WORK TO COMPLETE: Repeat all entries exactly.

RECORD EXTRACTS:
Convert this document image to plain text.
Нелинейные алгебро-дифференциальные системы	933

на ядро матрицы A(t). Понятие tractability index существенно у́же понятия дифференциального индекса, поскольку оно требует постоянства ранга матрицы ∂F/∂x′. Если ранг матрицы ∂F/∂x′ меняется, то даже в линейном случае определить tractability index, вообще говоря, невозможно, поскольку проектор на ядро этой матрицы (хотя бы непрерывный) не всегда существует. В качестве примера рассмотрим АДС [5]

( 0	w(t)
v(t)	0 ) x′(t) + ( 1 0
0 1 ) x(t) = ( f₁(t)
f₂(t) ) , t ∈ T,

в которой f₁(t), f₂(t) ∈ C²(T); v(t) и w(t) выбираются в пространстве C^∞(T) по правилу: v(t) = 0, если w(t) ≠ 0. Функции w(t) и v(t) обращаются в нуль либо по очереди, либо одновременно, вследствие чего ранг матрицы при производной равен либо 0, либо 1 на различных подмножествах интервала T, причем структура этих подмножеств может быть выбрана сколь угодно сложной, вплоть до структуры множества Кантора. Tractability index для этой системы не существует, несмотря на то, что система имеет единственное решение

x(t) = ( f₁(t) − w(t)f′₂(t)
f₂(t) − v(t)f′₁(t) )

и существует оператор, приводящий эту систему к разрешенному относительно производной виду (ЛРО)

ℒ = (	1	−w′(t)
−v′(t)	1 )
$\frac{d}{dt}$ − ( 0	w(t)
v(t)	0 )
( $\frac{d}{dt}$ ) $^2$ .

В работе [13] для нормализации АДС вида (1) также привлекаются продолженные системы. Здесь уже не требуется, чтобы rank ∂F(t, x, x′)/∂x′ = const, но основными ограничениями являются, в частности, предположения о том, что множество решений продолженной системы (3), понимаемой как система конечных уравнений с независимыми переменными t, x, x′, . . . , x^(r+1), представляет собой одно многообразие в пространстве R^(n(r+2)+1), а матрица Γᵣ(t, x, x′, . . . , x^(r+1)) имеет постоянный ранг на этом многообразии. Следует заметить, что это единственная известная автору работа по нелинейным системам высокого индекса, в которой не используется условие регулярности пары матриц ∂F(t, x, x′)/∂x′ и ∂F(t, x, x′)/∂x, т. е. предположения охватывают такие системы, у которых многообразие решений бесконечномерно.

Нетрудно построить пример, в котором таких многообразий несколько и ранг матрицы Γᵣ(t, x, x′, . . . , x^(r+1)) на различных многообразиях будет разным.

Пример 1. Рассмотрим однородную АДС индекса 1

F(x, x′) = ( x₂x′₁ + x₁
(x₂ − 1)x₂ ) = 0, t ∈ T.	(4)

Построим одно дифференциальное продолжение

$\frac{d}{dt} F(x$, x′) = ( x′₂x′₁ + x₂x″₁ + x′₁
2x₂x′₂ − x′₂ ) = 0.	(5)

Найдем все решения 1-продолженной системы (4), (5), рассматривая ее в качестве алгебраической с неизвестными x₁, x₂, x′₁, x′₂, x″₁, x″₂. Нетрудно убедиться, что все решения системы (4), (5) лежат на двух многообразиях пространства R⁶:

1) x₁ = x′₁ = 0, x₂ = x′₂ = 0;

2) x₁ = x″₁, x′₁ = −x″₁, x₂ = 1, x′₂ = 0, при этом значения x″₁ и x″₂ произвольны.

CORRECT ANSWER:
Convert this document image to plain text.
Нелинейные алгебро-дифференциальные системы	933

на ядро матрицы A(t). Понятие tractability index существенно у́же понятия дифференциального индекса, поскольку оно требует постоянства ранга матрицы ∂F/∂x′. Если ранг матрицы ∂F/∂x′ меняется, то даже в линейном случае определить tractability index, вообще говоря, невозможно, поскольку проектор на ядро этой матрицы (хотя бы непрерывный) не всегда существует. В качестве примера рассмотрим АДС [5]

( 0	w(t)
v(t)	0 ) x′(t) + ( 1 0
0 1 ) x(t) = ( f₁(t)
f₂(t) ) , t ∈ T,

в которой f₁(t), f₂(t) ∈ C²(T); v(t) и w(t) выбираются в пространстве C^∞(T) по правилу: v(t) = 0, если w(t) ≠ 0. Функции w(t) и v(t) обращаются в нуль либо по очереди, либо одновременно, вследствие чего ранг матрицы при производной равен либо 0, либо 1 на различных подмножествах интервала T, причем структура этих подмножеств может быть выбрана сколь угодно сложной, вплоть до структуры множества Кантора. Tractability index для этой системы не существует, несмотря на то, что система имеет единственное решение

x(t) = ( f₁(t) − w(t)f′₂(t)
f₂(t) − v(t)f′₁(t) )

и существует оператор, приводящий эту систему к разрешенному относительно производной виду (ЛРО)

ℒ = (	1	−w′(t)
−v′(t)	1 )
$\frac{d}{dt}$ − ( 0	w(t)
v(t)	0 )
( $\frac{d}{dt}$ ) $^2$ .

В работе [13] для нормализации АДС вида (1) также привлекаются продолженные системы. Здесь уже не требуется, чтобы rank ∂F(t, x, x′)/∂x′ = const, но основными ограничениями являются, в частности, предположения о том, что множество решений продолженной системы (3), понимаемой как система конечных уравнений с независимыми переменными t, x, x′, . . . , x^(r+1), представляет собой одно многообразие в пространстве R^(n(r+2)+1), а матрица Γᵣ(t, x, x′, . . . , x^(r+1)) имеет постоянный ранг на этом многообразии. Следует заметить, что это единственная известная автору работа по нелинейным системам высокого индекса, в которой не используется условие регулярности пары матриц ∂F(t, x, x′)/∂x′ и ∂F(t, x, x′)/∂x, т. е. предположения охватывают такие системы, у которых многообразие решений бесконечномерно.

Нетрудно построить пример, в котором таких многообразий несколько и ранг матрицы Γᵣ(t, x, x′, . . . , x^(r+1)) на различных многообразиях будет разным.

Пример 1. Рассмотрим однородную АДС индекса 1

F(x, x′) = ( x₂x′₁ + x₁
(x₂ − 1)x₂ ) = 0, t ∈ T.	(4)

Построим одно дифференциальное продолжение

$\frac{d}{dt} F(x$, x′) = ( x′₂x′₁ + x₂x″₁ + x′₁
2x₂x′₂ − x′₂ ) = 0.	(5)

Найдем все решения 1-продолженной системы (4), (5), рассматривая ее в качестве алгебраической с неизвестными x₁, x₂, x′₁, x′₂, x″₁, x″₂. Нетрудно убедиться, что все решения системы (4), (5) лежат на двух многообразиях пространства R⁶:

1) x₁ = x′₁ = 0, x₂ = x′₂ = 0;

2) x₁ = x″₁, x′₁ = −x″₁, x₂ = 1, x′₂ = 0, при этом значения x″₁ и x″₂ произвольны.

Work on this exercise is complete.